» **THE EXERCISE**
Across the entries below, how many lines contain the word "this"? Give the number alone.

++++++

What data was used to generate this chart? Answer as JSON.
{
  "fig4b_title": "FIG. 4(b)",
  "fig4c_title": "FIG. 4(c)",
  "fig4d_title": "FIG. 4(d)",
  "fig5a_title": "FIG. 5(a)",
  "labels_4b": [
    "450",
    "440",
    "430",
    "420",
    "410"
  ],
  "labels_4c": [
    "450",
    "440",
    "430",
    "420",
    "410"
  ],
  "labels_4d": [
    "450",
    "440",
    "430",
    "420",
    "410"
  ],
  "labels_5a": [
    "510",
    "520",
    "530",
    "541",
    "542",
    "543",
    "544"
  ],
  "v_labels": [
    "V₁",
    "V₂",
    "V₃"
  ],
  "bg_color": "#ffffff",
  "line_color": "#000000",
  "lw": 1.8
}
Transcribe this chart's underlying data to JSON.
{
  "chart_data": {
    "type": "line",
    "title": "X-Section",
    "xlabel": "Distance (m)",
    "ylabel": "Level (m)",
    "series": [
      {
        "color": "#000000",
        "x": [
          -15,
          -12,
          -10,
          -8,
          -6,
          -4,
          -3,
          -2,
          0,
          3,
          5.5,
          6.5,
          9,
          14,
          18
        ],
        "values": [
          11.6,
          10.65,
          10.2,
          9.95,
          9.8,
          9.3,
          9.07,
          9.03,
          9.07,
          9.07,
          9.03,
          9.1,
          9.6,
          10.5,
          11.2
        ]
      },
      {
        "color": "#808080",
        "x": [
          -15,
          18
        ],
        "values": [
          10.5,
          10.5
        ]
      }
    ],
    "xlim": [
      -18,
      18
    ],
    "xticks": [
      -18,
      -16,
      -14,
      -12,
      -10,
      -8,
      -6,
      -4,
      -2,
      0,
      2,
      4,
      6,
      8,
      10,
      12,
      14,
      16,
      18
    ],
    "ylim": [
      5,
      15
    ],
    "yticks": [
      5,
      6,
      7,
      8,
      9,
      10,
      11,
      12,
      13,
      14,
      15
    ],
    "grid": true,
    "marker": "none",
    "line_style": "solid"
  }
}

++++++

» **WRITTEN RESPONSE**
2